- **Tarea a realizar**: Imprime sin cambios la parte de los datos que empieza en la línea que contiene "data-point xyxy=(105,251,111,257)" y termina en la que contiene "data-point xyxy=(373,271,379,277)", ambas incluidas.

- **Datos de entrada**:
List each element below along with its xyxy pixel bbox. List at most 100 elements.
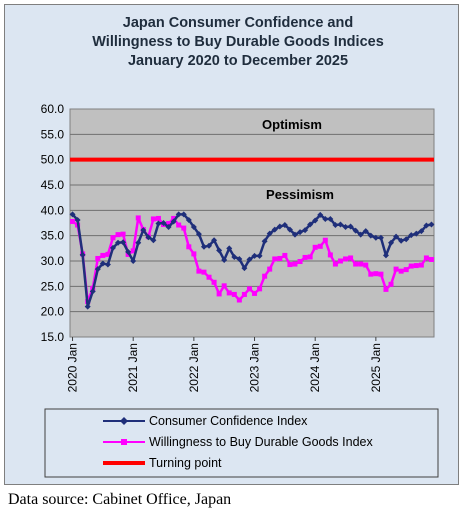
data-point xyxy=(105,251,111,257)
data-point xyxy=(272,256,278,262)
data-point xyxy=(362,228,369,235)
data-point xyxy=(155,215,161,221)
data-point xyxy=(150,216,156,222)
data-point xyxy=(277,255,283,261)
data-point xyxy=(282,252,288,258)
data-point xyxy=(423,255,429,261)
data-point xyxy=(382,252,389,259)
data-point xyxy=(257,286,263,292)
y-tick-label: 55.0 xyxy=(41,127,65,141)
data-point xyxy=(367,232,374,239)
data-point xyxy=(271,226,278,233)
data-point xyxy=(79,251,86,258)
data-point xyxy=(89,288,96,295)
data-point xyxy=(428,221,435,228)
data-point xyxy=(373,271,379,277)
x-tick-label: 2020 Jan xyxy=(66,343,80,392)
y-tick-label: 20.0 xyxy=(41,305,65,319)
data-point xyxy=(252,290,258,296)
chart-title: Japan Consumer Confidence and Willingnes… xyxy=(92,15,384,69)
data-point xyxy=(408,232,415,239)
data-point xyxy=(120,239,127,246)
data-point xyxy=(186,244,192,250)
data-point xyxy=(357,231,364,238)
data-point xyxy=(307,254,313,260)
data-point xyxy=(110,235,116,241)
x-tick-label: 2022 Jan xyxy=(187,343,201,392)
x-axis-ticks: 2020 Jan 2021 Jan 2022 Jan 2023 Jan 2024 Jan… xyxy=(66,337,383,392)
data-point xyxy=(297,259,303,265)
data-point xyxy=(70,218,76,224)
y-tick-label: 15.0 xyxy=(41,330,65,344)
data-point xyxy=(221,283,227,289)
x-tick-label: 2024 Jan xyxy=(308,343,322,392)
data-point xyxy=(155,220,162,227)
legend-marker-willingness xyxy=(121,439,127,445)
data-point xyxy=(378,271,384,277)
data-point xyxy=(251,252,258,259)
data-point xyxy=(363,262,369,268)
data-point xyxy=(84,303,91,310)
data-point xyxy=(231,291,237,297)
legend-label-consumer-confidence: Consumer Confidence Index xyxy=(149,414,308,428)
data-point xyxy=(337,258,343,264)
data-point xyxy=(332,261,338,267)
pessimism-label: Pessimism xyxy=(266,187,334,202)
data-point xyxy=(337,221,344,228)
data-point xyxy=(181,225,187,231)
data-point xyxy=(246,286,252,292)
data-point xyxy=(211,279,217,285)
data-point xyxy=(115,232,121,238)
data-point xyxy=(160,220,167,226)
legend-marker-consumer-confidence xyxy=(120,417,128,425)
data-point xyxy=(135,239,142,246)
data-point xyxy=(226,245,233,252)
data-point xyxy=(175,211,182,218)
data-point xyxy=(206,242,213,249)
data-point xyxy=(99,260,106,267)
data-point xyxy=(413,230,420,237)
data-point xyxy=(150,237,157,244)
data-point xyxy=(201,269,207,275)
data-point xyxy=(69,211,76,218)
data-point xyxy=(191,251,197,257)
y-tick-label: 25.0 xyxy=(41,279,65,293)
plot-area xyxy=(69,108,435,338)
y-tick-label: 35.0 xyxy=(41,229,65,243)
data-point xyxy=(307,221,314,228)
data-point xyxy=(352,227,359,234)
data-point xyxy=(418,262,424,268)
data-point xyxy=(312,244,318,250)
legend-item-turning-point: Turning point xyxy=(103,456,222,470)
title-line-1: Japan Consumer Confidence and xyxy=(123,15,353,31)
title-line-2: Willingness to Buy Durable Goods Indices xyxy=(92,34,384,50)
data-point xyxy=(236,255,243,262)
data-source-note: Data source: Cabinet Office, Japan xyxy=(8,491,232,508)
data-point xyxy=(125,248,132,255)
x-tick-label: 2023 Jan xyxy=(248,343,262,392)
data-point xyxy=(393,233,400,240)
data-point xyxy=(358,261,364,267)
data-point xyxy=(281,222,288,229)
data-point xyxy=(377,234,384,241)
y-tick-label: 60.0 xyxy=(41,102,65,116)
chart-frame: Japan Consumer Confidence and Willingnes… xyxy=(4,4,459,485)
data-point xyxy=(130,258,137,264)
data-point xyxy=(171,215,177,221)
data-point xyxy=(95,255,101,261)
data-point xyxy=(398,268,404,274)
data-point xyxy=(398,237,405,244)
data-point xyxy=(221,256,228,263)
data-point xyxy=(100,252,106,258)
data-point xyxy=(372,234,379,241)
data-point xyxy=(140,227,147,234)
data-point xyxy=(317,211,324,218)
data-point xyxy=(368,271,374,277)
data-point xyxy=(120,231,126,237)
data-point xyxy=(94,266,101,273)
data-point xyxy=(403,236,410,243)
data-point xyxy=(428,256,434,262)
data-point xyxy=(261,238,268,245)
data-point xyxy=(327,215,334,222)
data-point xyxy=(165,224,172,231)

- **Respuesta correcta**:
data-point xyxy=(105,251,111,257)
data-point xyxy=(272,256,278,262)
data-point xyxy=(362,228,369,235)
data-point xyxy=(155,215,161,221)
data-point xyxy=(150,216,156,222)
data-point xyxy=(277,255,283,261)
data-point xyxy=(282,252,288,258)
data-point xyxy=(423,255,429,261)
data-point xyxy=(382,252,389,259)
data-point xyxy=(257,286,263,292)
y-tick-label: 55.0 xyxy=(41,127,65,141)
data-point xyxy=(367,232,374,239)
data-point xyxy=(271,226,278,233)
data-point xyxy=(79,251,86,258)
data-point xyxy=(89,288,96,295)
data-point xyxy=(428,221,435,228)
data-point xyxy=(373,271,379,277)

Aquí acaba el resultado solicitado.